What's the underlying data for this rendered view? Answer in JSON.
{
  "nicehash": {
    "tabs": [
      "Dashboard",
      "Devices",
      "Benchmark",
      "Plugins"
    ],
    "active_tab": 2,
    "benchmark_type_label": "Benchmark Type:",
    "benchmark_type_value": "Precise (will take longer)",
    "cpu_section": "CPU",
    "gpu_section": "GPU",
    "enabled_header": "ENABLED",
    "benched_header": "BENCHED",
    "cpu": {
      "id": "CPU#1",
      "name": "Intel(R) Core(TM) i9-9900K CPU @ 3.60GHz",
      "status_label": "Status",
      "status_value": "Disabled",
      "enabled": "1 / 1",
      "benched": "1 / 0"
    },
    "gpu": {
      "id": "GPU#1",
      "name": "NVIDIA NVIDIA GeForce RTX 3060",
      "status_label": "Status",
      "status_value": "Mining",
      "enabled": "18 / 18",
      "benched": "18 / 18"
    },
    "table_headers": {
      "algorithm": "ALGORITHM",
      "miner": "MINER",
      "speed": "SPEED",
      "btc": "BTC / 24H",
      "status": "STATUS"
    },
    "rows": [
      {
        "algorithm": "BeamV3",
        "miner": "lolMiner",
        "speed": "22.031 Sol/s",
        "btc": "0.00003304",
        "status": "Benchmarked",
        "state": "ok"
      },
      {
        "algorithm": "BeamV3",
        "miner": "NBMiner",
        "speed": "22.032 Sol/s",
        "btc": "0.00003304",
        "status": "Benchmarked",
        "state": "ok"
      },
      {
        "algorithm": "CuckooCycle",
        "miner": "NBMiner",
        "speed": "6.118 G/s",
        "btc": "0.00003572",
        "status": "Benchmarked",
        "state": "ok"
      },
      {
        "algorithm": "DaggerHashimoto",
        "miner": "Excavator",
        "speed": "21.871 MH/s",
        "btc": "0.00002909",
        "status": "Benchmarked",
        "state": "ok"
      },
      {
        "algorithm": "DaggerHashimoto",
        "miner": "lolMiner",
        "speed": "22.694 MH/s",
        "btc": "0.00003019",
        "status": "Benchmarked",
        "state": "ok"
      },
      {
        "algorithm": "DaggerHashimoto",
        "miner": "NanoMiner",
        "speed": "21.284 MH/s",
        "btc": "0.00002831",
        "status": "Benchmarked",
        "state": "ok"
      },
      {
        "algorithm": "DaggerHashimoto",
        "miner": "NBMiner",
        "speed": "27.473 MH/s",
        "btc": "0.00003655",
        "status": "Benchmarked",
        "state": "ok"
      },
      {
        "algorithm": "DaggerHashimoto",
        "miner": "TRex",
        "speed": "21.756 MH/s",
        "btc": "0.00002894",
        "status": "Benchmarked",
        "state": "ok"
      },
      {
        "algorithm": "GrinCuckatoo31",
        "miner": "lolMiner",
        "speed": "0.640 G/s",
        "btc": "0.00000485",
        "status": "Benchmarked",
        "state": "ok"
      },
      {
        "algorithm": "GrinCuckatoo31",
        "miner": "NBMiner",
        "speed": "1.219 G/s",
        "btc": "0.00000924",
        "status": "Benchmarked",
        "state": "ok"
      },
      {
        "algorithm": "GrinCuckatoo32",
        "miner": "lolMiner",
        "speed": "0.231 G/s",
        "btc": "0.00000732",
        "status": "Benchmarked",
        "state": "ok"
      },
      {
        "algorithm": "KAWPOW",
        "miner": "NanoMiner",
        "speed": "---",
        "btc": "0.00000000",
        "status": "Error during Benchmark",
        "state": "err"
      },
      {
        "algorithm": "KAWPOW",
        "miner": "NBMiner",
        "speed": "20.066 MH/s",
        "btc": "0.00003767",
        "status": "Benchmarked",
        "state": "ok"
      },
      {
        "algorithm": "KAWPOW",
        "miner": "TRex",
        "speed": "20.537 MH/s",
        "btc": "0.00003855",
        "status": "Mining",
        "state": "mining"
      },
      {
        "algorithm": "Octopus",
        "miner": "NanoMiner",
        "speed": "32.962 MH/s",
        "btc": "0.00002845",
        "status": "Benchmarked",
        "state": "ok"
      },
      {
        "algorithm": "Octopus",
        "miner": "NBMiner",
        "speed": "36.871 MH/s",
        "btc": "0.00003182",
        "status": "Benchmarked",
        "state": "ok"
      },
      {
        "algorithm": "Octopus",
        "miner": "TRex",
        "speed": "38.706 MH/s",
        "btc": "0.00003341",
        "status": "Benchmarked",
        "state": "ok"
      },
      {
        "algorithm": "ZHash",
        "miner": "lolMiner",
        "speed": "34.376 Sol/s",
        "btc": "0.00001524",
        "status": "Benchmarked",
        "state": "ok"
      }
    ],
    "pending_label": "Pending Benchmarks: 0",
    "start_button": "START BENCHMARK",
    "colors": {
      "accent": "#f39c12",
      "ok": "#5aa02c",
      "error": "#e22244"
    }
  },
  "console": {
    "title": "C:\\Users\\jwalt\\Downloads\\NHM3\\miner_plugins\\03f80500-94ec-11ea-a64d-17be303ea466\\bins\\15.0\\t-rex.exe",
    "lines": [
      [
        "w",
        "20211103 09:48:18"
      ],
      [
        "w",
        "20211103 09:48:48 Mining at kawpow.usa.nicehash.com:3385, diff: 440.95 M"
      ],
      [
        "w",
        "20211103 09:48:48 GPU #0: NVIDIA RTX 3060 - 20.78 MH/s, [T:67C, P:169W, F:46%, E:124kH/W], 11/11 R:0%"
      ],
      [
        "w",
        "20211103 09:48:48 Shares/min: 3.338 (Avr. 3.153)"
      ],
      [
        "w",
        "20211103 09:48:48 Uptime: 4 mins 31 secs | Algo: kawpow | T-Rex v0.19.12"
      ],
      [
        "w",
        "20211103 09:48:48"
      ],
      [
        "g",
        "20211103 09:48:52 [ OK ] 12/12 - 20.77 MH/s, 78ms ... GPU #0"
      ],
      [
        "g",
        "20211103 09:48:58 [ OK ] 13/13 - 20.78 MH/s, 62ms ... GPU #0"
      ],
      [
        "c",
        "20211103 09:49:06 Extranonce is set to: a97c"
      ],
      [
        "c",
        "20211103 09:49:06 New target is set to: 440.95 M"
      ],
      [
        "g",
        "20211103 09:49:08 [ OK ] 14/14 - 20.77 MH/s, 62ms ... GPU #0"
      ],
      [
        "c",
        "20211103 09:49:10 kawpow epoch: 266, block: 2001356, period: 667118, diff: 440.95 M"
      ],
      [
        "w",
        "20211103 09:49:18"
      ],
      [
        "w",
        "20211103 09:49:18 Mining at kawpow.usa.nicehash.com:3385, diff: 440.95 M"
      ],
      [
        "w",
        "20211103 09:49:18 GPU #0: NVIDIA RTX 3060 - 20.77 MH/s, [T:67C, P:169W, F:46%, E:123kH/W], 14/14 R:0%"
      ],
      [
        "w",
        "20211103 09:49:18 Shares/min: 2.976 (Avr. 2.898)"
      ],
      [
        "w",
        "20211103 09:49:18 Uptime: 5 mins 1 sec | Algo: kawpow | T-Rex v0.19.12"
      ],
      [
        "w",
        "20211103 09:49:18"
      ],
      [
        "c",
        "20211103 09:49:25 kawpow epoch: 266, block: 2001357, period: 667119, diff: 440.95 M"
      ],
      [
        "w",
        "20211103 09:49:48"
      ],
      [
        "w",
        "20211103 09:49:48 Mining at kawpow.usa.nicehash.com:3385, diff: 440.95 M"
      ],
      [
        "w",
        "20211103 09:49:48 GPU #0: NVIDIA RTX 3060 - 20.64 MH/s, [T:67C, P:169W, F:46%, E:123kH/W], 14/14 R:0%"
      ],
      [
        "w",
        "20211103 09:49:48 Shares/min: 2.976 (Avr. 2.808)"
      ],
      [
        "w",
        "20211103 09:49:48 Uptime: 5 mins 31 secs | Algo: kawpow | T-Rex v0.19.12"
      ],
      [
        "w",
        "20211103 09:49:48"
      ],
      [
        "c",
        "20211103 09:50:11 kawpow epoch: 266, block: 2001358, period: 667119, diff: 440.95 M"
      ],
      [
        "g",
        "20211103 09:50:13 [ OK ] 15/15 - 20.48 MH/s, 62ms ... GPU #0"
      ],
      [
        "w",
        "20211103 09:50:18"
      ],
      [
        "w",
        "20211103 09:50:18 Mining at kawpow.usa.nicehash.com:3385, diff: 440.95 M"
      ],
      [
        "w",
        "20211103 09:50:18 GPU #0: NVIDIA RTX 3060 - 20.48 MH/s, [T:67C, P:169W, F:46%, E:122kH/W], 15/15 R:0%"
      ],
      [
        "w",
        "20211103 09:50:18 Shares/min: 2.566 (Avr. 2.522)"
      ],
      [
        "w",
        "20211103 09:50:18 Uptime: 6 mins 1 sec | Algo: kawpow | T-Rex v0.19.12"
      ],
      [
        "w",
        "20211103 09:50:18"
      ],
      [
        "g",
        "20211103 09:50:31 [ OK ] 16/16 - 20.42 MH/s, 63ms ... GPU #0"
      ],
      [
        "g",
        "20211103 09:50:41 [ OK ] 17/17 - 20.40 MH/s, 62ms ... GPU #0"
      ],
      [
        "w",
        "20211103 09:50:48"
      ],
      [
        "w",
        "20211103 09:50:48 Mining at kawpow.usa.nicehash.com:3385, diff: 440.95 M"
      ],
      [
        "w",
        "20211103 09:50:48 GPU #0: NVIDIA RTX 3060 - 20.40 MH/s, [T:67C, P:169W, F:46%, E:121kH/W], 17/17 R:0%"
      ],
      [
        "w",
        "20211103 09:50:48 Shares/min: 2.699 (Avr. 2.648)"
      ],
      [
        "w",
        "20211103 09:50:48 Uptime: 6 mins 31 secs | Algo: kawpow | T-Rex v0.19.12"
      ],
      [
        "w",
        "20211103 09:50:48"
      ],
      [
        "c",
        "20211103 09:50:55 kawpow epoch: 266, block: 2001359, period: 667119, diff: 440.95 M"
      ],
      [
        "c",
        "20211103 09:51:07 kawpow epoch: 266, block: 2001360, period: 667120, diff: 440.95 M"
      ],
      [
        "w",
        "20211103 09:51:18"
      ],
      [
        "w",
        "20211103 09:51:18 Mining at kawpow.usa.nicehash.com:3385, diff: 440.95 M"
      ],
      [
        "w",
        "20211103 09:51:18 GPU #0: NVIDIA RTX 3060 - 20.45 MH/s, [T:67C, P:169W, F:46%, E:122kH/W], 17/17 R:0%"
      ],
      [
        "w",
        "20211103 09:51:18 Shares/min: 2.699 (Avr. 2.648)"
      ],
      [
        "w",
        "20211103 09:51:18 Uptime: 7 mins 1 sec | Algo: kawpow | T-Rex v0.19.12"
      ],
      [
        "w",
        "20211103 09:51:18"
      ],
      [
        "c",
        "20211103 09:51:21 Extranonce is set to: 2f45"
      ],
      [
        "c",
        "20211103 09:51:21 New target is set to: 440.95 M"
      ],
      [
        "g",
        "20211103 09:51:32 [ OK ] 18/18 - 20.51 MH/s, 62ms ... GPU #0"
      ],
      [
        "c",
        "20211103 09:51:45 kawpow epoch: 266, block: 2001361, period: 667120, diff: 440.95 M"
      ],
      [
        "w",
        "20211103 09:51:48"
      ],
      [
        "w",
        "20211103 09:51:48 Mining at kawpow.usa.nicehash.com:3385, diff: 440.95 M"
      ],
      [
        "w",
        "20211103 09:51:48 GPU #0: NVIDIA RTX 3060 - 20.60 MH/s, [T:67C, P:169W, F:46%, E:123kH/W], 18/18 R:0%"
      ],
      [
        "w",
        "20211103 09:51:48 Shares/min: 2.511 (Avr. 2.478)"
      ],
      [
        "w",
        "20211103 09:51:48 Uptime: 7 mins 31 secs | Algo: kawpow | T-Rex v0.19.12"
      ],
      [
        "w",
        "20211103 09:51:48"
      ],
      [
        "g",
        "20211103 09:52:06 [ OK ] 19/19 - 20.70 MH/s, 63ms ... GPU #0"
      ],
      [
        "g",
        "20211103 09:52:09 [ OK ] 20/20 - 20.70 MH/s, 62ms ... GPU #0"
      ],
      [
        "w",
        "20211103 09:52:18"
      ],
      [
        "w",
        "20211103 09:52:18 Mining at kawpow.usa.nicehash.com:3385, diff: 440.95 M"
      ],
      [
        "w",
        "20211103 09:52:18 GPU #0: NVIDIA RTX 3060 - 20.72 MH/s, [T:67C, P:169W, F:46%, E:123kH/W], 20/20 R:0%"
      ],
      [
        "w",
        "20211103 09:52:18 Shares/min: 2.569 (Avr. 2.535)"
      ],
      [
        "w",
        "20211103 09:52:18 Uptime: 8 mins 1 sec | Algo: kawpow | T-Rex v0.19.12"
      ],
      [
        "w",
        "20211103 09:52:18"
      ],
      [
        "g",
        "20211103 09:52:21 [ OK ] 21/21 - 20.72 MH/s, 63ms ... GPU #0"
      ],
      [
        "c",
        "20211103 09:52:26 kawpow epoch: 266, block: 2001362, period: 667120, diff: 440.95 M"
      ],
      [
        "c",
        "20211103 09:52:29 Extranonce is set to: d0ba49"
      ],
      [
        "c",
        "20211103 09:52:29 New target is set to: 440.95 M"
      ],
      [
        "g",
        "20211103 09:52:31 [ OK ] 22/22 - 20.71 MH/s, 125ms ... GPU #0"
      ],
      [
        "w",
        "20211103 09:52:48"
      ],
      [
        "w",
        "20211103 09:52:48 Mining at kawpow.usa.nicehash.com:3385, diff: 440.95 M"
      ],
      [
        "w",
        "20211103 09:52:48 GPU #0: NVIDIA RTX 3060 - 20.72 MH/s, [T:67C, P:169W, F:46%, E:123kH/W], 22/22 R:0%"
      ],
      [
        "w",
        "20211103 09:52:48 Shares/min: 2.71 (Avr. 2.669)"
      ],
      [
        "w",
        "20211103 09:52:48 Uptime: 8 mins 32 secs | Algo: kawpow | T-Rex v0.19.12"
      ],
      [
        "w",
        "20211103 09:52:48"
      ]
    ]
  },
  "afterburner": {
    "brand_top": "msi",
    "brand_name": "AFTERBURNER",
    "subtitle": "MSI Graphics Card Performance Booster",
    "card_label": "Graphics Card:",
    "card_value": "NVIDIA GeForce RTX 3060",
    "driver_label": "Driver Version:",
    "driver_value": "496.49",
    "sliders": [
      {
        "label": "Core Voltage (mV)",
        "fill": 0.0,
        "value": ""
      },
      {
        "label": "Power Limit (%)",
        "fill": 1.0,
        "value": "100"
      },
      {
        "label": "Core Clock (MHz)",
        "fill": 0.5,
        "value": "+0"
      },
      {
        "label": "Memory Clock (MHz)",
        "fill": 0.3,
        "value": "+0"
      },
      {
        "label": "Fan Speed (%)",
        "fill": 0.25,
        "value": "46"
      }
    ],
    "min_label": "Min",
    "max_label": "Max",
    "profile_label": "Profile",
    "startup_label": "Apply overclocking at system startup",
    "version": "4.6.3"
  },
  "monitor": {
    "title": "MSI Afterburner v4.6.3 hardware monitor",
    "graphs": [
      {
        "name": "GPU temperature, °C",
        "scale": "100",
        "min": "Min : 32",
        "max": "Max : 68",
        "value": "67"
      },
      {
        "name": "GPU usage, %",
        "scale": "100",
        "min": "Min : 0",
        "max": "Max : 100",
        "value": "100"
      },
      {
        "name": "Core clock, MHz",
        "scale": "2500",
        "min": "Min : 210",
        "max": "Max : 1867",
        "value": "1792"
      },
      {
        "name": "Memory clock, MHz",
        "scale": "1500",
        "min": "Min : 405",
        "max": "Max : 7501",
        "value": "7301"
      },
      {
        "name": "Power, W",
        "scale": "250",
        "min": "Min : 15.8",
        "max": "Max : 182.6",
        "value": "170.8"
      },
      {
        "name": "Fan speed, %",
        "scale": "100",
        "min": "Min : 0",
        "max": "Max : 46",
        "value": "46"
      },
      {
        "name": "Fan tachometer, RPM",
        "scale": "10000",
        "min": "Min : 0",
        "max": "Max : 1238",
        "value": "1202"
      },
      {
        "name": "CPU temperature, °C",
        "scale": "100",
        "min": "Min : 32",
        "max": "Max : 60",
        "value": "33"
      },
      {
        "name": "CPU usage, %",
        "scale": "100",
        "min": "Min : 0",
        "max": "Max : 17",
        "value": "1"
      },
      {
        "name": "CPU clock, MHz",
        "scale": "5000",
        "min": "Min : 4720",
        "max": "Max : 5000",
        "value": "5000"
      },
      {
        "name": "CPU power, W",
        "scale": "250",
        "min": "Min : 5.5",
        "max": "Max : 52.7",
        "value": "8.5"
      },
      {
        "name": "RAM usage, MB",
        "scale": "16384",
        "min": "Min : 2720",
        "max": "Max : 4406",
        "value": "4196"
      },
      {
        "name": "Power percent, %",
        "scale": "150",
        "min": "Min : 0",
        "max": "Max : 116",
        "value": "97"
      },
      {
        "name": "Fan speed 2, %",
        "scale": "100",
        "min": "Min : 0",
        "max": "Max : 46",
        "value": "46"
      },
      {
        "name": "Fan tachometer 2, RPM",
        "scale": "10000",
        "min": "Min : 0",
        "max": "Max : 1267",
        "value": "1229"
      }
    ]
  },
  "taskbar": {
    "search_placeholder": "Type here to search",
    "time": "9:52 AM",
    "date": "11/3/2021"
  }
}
__________________________________________________
:: Work to do ::
Pick out each line above that includes "block" and show it.

:: Exercise output ::
        "20211103 09:49:10 kawpow epoch: 266, block: 2001356, period: 667118, diff: 440.95 M"
        "20211103 09:49:25 kawpow epoch: 266, block: 2001357, period: 667119, diff: 440.95 M"
        "20211103 09:50:11 kawpow epoch: 266, block: 2001358, period: 667119, diff: 440.95 M"
        "20211103 09:50:55 kawpow epoch: 266, block: 2001359, period: 667119, diff: 440.95 M"
        "20211103 09:51:07 kawpow epoch: 266, block: 2001360, period: 667120, diff: 440.95 M"
        "20211103 09:51:45 kawpow epoch: 266, block: 2001361, period: 667120, diff: 440.95 M"
        "20211103 09:52:26 kawpow epoch: 266, block: 2001362, period: 667120, diff: 440.95 M"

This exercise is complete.